- Data for the task -
^^^^^^^^
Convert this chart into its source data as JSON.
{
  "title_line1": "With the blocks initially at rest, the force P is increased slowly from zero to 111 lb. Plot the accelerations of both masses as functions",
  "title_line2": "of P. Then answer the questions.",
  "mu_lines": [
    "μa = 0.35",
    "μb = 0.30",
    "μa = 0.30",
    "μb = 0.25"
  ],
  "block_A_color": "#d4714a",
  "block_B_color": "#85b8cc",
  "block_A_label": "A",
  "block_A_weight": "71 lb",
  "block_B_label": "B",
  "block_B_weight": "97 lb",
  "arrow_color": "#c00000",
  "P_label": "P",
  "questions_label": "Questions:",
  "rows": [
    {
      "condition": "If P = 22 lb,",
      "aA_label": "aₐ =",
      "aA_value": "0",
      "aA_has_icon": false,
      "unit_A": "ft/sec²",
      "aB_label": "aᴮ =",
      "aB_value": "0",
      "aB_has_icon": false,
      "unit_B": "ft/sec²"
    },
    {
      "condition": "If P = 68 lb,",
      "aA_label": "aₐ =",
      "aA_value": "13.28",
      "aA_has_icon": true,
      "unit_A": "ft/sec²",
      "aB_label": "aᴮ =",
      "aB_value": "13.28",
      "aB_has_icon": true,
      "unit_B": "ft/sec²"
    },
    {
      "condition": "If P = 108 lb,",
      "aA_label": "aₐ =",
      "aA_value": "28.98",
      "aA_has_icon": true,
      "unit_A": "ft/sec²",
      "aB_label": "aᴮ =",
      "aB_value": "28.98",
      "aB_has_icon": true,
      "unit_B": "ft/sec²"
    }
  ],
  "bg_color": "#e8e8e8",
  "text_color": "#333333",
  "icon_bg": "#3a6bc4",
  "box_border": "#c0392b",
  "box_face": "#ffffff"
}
^^^^^^^^
- Stated task -
Retype the listing exactly, in full.

- Solution -
Convert this chart into its source data as JSON.
{
  "title_line1": "With the blocks initially at rest, the force P is increased slowly from zero to 111 lb. Plot the accelerations of both masses as functions",
  "title_line2": "of P. Then answer the questions.",
  "mu_lines": [
    "μa = 0.35",
    "μb = 0.30",
    "μa = 0.30",
    "μb = 0.25"
  ],
  "block_A_color": "#d4714a",
  "block_B_color": "#85b8cc",
  "block_A_label": "A",
  "block_A_weight": "71 lb",
  "block_B_label": "B",
  "block_B_weight": "97 lb",
  "arrow_color": "#c00000",
  "P_label": "P",
  "questions_label": "Questions:",
  "rows": [
    {
      "condition": "If P = 22 lb,",
      "aA_label": "aₐ =",
      "aA_value": "0",
      "aA_has_icon": false,
      "unit_A": "ft/sec²",
      "aB_label": "aᴮ =",
      "aB_value": "0",
      "aB_has_icon": false,
      "unit_B": "ft/sec²"
    },
    {
      "condition": "If P = 68 lb,",
      "aA_label": "aₐ =",
      "aA_value": "13.28",
      "aA_has_icon": true,
      "unit_A": "ft/sec²",
      "aB_label": "aᴮ =",
      "aB_value": "13.28",
      "aB_has_icon": true,
      "unit_B": "ft/sec²"
    },
    {
      "condition": "If P = 108 lb,",
      "aA_label": "aₐ =",
      "aA_value": "28.98",
      "aA_has_icon": true,
      "unit_A": "ft/sec²",
      "aB_label": "aᴮ =",
      "aB_value": "28.98",
      "aB_has_icon": true,
      "unit_B": "ft/sec²"
    }
  ],
  "bg_color": "#e8e8e8",
  "text_color": "#333333",
  "icon_bg": "#3a6bc4",
  "box_border": "#c0392b",
  "box_face": "#ffffff"
}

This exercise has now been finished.